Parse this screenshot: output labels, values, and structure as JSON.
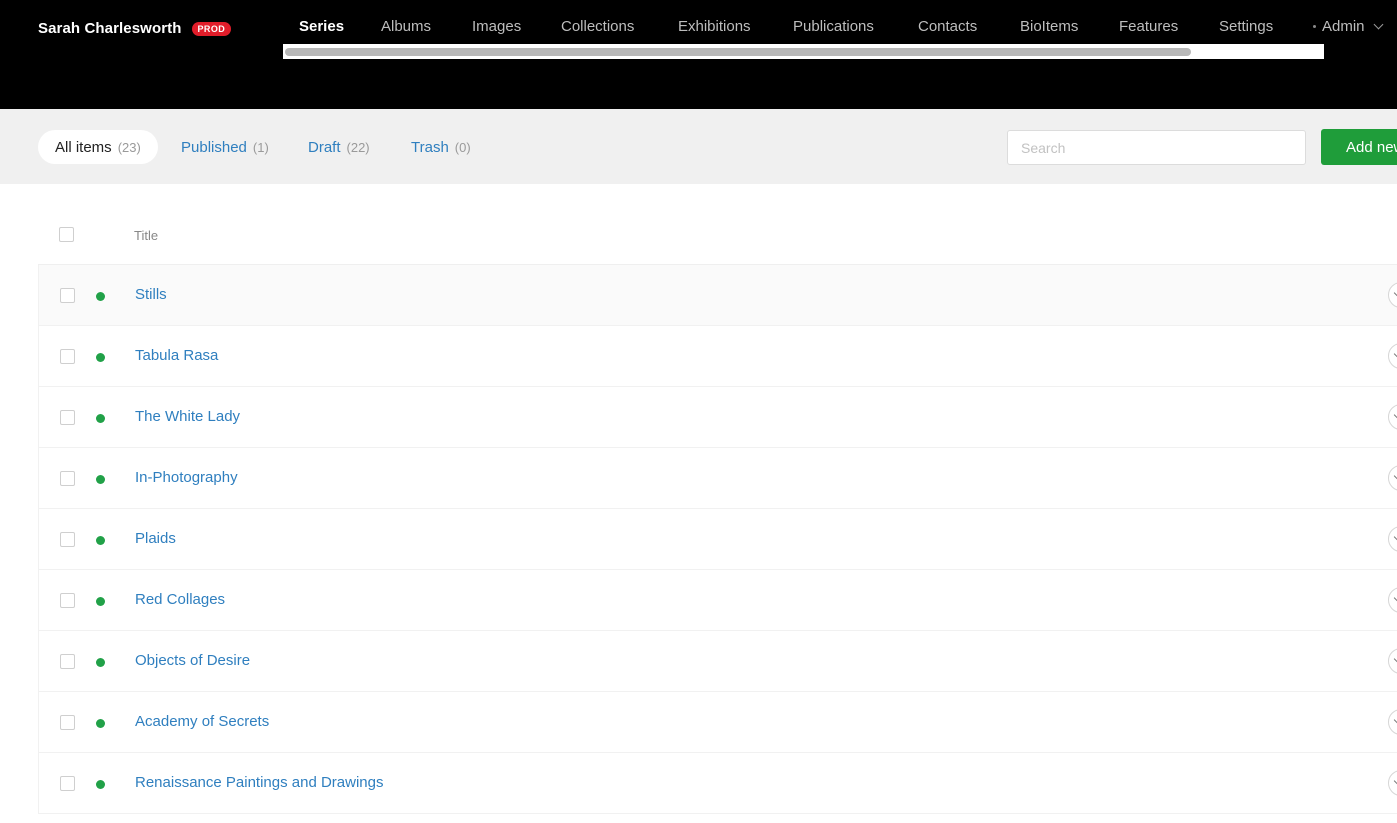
{
  "brand": {
    "name": "Sarah Charlesworth",
    "env_badge": "PROD"
  },
  "nav": {
    "items": [
      {
        "label": "Series",
        "active": true
      },
      {
        "label": "Albums"
      },
      {
        "label": "Images"
      },
      {
        "label": "Collections"
      },
      {
        "label": "Exhibitions"
      },
      {
        "label": "Publications"
      },
      {
        "label": "Contacts"
      },
      {
        "label": "BioItems"
      },
      {
        "label": "Features"
      },
      {
        "label": "Settings"
      }
    ],
    "admin_label": "Admin"
  },
  "filters": {
    "tabs": [
      {
        "label": "All items",
        "count": "(23)",
        "active": true
      },
      {
        "label": "Published",
        "count": "(1)"
      },
      {
        "label": "Draft",
        "count": "(22)"
      },
      {
        "label": "Trash",
        "count": "(0)"
      }
    ],
    "search_placeholder": "Search",
    "add_button_label": "Add new"
  },
  "table": {
    "column_title": "Title",
    "rows": [
      {
        "title": "Stills",
        "status": "published"
      },
      {
        "title": "Tabula Rasa",
        "status": "published"
      },
      {
        "title": "The White Lady",
        "status": "published"
      },
      {
        "title": "In-Photography",
        "status": "published"
      },
      {
        "title": "Plaids",
        "status": "published"
      },
      {
        "title": "Red Collages",
        "status": "published"
      },
      {
        "title": "Objects of Desire",
        "status": "published"
      },
      {
        "title": "Academy of Secrets",
        "status": "published"
      },
      {
        "title": "Renaissance Paintings and Drawings",
        "status": "published"
      }
    ]
  },
  "colors": {
    "accent": "#2f7fbf",
    "status_published": "#21a148",
    "add_button": "#1f9d3a",
    "env_badge": "#e11d2a"
  }
}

_ _ _

*Instructions for the task:* Skip every picture and transcribe the data above exactly.

*Task output:*
Parse this screenshot: output labels, values, and structure as JSON.
{
  "brand": {
    "name": "Sarah Charlesworth",
    "env_badge": "PROD"
  },
  "nav": {
    "items": [
      {
        "label": "Series",
        "active": true
      },
      {
        "label": "Albums"
      },
      {
        "label": "Images"
      },
      {
        "label": "Collections"
      },
      {
        "label": "Exhibitions"
      },
      {
        "label": "Publications"
      },
      {
        "label": "Contacts"
      },
      {
        "label": "BioItems"
      },
      {
        "label": "Features"
      },
      {
        "label": "Settings"
      }
    ],
    "admin_label": "Admin"
  },
  "filters": {
    "tabs": [
      {
        "label": "All items",
        "count": "(23)",
        "active": true
      },
      {
        "label": "Published",
        "count": "(1)"
      },
      {
        "label": "Draft",
        "count": "(22)"
      },
      {
        "label": "Trash",
        "count": "(0)"
      }
    ],
    "search_placeholder": "Search",
    "add_button_label": "Add new"
  },
  "table": {
    "column_title": "Title",
    "rows": [
      {
        "title": "Stills",
        "status": "published"
      },
      {
        "title": "Tabula Rasa",
        "status": "published"
      },
      {
        "title": "The White Lady",
        "status": "published"
      },
      {
        "title": "In-Photography",
        "status": "published"
      },
      {
        "title": "Plaids",
        "status": "published"
      },
      {
        "title": "Red Collages",
        "status": "published"
      },
      {
        "title": "Objects of Desire",
        "status": "published"
      },
      {
        "title": "Academy of Secrets",
        "status": "published"
      },
      {
        "title": "Renaissance Paintings and Drawings",
        "status": "published"
      }
    ]
  },
  "colors": {
    "accent": "#2f7fbf",
    "status_published": "#21a148",
    "add_button": "#1f9d3a",
    "env_badge": "#e11d2a"
  }
}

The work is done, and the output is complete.